#### Stated exercise
Using the listing beneath this task, count the lines with the word "EURGBPm" and write only the result.

Recorded data
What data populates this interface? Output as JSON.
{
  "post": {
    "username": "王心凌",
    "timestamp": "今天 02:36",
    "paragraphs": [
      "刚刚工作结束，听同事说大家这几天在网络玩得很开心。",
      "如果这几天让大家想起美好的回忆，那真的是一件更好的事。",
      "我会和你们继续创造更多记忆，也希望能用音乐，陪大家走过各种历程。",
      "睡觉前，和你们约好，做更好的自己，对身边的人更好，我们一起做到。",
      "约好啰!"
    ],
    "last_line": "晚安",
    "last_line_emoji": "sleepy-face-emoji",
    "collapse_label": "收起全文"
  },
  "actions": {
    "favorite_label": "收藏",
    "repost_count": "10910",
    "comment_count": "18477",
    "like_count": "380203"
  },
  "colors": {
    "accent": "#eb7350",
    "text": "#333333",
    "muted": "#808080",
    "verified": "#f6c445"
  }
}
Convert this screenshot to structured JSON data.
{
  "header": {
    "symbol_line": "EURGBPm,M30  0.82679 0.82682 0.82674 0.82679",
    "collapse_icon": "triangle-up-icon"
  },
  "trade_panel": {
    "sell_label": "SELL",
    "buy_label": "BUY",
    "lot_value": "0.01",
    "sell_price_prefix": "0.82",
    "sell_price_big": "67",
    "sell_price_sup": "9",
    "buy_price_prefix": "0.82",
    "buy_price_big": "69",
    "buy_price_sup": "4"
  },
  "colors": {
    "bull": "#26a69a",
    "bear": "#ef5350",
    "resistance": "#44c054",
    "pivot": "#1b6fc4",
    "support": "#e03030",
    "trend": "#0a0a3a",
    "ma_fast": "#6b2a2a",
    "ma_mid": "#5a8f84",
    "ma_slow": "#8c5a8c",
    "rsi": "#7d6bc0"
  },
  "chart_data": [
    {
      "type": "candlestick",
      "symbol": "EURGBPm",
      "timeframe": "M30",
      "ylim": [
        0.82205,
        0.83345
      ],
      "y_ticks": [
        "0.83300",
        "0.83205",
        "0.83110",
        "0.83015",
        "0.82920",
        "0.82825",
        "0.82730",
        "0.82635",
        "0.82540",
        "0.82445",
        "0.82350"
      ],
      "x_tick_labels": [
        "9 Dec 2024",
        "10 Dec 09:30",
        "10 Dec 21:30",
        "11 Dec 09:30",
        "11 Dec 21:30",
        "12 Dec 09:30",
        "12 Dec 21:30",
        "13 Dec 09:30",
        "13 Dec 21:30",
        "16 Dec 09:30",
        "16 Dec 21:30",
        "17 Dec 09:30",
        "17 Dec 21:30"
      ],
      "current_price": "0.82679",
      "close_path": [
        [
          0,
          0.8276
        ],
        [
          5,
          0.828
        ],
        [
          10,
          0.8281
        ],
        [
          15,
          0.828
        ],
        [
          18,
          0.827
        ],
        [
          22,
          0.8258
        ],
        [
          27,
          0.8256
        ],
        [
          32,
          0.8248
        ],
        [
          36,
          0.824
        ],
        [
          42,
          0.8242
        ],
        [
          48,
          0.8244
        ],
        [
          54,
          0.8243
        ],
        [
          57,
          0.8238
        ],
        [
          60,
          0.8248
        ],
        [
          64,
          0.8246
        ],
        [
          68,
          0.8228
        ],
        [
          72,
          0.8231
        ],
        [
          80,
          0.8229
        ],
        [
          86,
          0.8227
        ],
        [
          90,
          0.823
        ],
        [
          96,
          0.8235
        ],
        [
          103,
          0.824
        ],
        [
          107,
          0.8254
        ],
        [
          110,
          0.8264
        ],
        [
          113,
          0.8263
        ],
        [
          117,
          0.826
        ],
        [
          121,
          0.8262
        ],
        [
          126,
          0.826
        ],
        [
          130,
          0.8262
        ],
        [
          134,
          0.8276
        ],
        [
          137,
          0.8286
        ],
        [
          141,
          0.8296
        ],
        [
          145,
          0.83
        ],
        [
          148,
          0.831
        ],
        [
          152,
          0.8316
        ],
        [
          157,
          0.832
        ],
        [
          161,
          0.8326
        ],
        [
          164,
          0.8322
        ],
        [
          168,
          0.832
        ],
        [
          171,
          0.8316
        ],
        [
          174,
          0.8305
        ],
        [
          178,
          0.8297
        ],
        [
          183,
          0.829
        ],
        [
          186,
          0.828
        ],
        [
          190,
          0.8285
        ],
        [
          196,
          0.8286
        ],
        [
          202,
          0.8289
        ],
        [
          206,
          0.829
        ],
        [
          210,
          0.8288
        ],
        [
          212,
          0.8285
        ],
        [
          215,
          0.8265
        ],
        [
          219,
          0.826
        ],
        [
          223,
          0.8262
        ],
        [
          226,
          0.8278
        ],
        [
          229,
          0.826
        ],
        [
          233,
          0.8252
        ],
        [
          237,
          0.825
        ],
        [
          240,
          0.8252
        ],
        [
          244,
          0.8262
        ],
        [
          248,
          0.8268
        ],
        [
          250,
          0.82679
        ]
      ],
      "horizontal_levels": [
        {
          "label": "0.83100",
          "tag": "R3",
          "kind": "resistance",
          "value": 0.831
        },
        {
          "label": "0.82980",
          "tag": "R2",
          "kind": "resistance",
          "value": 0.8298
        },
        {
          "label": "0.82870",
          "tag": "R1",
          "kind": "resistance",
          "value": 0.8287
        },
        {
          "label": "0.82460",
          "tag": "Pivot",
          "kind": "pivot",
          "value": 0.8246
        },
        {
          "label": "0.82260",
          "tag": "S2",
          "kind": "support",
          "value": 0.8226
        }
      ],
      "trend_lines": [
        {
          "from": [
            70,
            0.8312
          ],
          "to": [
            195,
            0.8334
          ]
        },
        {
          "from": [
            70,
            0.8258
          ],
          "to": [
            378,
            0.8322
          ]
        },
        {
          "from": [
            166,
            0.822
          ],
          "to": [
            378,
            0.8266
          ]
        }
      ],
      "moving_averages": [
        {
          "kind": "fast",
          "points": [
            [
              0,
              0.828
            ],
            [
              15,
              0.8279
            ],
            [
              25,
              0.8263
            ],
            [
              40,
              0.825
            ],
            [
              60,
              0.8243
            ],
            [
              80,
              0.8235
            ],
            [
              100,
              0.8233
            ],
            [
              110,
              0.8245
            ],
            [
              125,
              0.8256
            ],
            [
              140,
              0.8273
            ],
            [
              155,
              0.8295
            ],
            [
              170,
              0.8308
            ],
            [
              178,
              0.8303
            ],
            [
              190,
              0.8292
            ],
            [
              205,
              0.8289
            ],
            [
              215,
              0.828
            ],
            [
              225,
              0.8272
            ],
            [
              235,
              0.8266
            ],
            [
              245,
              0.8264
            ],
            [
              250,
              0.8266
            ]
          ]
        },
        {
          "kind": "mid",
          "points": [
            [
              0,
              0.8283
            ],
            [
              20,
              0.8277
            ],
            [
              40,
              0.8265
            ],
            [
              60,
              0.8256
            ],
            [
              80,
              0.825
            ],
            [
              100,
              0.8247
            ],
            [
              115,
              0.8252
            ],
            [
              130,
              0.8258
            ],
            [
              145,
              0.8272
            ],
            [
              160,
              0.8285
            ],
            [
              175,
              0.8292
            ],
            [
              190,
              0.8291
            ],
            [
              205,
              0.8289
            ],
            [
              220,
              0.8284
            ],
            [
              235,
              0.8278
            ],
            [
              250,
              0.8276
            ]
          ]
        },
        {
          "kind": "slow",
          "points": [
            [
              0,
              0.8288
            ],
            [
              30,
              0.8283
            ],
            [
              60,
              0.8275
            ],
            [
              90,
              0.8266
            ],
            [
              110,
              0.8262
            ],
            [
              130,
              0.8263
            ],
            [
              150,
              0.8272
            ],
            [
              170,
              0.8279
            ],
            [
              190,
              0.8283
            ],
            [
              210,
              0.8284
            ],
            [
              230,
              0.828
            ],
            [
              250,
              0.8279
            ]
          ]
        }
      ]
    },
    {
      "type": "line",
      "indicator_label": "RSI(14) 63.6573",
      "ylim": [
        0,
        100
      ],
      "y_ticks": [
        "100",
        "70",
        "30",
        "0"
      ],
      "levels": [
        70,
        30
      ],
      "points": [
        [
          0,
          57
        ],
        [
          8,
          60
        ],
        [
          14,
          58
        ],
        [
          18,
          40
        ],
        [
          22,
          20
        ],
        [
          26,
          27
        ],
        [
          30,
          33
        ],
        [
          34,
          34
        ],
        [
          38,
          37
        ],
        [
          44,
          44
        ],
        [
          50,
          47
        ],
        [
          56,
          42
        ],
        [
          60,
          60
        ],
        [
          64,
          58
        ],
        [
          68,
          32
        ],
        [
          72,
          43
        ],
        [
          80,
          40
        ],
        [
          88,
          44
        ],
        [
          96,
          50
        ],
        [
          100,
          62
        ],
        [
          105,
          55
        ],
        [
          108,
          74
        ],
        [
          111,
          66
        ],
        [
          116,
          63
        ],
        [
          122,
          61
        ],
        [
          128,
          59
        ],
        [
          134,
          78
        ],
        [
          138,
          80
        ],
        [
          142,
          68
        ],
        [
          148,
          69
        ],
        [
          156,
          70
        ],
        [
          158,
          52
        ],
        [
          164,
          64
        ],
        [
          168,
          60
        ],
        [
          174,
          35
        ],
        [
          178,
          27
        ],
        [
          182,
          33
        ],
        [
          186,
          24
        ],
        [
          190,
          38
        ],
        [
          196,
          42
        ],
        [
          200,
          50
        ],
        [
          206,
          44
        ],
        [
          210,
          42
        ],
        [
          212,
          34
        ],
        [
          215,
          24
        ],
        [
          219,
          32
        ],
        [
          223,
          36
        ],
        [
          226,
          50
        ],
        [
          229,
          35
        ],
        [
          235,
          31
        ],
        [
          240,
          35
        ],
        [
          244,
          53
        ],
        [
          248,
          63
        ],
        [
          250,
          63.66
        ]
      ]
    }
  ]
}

#### Answer below
2